In the material below, take every line from the one containing "Segment this screenshot: for" through the one containing "Bar [133,248,207,258]", both included, and give them as a JSON list of strings, one string per line, omitting blank lines and leaving the pictures out.

▶ Materials provided
——————
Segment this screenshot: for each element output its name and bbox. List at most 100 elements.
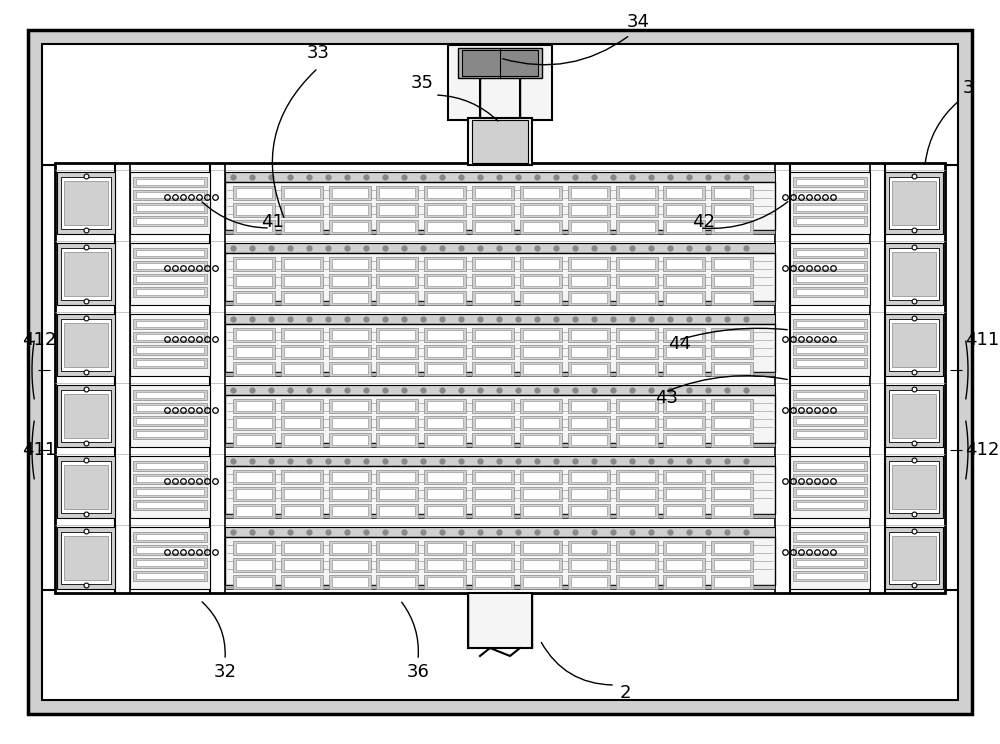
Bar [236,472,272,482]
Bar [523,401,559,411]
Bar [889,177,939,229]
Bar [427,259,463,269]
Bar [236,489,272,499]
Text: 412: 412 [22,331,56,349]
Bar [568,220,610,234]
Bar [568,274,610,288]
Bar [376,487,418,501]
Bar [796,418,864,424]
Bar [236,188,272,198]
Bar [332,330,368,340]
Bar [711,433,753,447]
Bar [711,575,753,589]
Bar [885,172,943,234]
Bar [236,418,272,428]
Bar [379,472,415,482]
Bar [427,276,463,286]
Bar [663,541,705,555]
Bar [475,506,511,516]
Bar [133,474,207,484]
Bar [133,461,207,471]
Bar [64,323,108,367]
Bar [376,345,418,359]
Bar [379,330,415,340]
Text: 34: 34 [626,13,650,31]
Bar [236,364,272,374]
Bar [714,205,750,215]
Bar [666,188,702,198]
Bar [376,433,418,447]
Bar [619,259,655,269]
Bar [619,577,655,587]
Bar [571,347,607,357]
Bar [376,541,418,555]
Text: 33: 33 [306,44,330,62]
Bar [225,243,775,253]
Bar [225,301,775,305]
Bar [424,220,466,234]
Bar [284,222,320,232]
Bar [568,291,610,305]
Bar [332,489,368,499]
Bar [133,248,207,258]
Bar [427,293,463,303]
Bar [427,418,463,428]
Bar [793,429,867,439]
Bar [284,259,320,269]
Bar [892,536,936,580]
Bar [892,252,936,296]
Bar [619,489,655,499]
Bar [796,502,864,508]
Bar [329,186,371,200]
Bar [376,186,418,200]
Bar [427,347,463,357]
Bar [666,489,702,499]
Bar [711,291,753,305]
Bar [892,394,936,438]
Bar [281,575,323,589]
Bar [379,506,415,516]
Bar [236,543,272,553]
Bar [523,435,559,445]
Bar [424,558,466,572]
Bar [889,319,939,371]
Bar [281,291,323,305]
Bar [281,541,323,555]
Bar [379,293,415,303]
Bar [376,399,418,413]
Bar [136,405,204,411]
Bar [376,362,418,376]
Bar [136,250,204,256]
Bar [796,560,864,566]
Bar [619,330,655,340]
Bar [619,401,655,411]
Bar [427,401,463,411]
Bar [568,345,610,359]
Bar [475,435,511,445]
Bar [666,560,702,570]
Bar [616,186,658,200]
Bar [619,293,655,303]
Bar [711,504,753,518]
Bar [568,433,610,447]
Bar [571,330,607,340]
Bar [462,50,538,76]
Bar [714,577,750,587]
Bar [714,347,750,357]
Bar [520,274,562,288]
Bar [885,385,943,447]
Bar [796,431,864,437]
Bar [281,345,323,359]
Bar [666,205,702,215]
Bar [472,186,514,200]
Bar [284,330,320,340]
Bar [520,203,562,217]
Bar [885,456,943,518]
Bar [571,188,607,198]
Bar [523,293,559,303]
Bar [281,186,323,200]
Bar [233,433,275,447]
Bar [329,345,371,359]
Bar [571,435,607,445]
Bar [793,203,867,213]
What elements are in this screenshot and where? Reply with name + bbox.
——————
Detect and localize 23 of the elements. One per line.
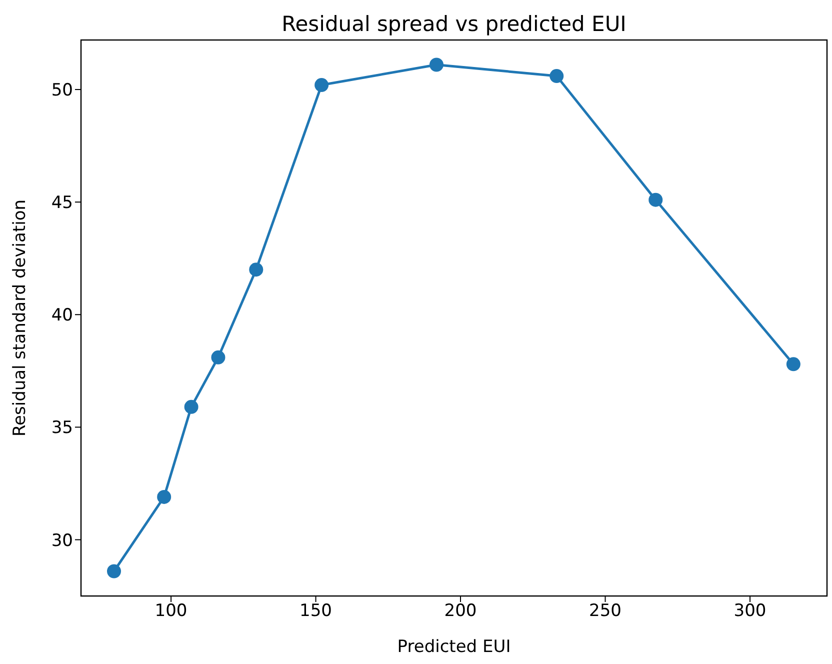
——————
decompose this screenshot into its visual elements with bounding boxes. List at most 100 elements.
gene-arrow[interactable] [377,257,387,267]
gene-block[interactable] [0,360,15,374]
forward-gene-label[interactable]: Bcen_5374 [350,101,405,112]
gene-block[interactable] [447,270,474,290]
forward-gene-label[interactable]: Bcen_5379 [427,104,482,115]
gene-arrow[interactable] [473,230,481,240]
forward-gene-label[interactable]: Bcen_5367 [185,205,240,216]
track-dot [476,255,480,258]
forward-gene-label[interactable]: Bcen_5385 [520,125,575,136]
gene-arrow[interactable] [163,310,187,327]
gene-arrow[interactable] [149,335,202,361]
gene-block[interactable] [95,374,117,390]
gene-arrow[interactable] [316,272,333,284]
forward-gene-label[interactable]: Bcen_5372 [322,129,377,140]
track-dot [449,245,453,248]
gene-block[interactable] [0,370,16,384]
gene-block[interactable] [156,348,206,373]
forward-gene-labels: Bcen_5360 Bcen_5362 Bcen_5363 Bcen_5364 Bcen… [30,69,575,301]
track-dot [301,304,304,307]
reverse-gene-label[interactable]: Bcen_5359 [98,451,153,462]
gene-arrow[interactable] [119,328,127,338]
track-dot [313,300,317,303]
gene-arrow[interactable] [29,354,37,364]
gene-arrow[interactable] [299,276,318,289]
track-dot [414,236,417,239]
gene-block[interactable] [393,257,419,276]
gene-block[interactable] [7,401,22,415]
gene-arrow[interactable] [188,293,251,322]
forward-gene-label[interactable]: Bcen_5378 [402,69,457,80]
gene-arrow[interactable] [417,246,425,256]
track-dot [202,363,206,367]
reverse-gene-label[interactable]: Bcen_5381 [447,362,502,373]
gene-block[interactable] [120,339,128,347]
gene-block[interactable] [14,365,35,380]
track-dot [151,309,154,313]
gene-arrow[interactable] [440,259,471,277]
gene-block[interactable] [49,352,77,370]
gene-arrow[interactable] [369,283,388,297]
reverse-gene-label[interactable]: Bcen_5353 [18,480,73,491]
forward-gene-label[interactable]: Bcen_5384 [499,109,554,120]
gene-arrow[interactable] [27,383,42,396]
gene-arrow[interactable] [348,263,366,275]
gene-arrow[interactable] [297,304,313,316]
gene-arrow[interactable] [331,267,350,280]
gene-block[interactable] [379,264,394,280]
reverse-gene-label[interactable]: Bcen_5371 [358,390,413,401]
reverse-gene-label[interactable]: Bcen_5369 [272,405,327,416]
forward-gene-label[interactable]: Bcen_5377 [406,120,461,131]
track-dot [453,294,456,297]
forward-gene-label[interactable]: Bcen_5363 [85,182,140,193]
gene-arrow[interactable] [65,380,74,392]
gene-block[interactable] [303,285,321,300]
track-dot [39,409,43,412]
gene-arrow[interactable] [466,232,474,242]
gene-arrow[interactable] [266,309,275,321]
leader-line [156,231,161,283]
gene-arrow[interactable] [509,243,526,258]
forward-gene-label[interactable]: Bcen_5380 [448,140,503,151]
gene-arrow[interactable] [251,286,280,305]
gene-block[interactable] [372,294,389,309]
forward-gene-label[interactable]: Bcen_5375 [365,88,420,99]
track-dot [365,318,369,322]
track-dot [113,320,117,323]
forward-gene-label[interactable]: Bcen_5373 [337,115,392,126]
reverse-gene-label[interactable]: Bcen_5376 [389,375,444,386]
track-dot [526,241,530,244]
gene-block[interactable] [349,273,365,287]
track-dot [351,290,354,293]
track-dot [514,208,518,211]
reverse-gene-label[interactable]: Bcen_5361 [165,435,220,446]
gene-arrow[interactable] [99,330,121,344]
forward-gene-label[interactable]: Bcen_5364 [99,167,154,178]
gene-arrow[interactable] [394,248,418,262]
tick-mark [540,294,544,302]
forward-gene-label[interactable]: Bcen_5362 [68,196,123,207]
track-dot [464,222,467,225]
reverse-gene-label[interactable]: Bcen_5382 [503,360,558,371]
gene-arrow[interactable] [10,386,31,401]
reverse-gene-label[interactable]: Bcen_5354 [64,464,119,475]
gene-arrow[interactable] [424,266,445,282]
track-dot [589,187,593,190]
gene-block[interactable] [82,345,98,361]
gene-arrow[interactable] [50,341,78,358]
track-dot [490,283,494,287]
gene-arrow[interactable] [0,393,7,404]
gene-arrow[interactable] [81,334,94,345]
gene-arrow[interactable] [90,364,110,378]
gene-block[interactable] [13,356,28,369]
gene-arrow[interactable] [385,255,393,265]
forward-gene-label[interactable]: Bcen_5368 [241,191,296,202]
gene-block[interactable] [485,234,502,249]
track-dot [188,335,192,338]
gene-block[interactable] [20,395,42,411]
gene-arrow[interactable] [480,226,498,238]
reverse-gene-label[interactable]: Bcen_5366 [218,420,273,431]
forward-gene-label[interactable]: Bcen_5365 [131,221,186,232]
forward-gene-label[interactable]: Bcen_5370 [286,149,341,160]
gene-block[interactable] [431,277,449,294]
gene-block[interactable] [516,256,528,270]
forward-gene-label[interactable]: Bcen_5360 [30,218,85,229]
——————
▶ Result
[
  "Segment this screenshot: for each element output its name and bbox. List at most 100 elements.",
  "Bar [236,472,272,482]",
  "Bar [523,401,559,411]",
  "Bar [889,177,939,229]",
  "Bar [427,259,463,269]",
  "Bar [236,489,272,499]",
  "Text: 412: 412 [22,331,56,349]",
  "Bar [568,220,610,234]",
  "Bar [568,274,610,288]",
  "Bar [376,487,418,501]",
  "Bar [796,418,864,424]",
  "Bar [236,188,272,198]",
  "Bar [332,330,368,340]",
  "Bar [711,433,753,447]",
  "Bar [711,575,753,589]",
  "Bar [885,172,943,234]",
  "Bar [236,418,272,428]",
  "Bar [379,472,415,482]",
  "Bar [427,276,463,286]",
  "Bar [663,541,705,555]",
  "Bar [475,506,511,516]",
  "Bar [133,474,207,484]",
  "Bar [133,461,207,471]",
  "Bar [64,323,108,367]",
  "Bar [376,345,418,359]",
  "Bar [379,330,415,340]",
  "Text: 34: 34 [626,13,650,31]",
  "Bar [236,364,272,374]",
  "Bar [714,205,750,215]",
  "Bar [666,188,702,198]",
  "Bar [376,433,418,447]",
  "Bar [619,259,655,269]",
  "Bar [619,577,655,587]",
  "Bar [571,347,607,357]",
  "Bar [376,541,418,555]",
  "Text: 33: 33 [306,44,330,62]",
  "Bar [225,243,775,253]",
  "Bar [225,301,775,305]",
  "Bar [424,220,466,234]",
  "Bar [284,222,320,232]",
  "Bar [568,291,610,305]",
  "Bar [332,489,368,499]",
  "Bar [133,248,207,258]"
]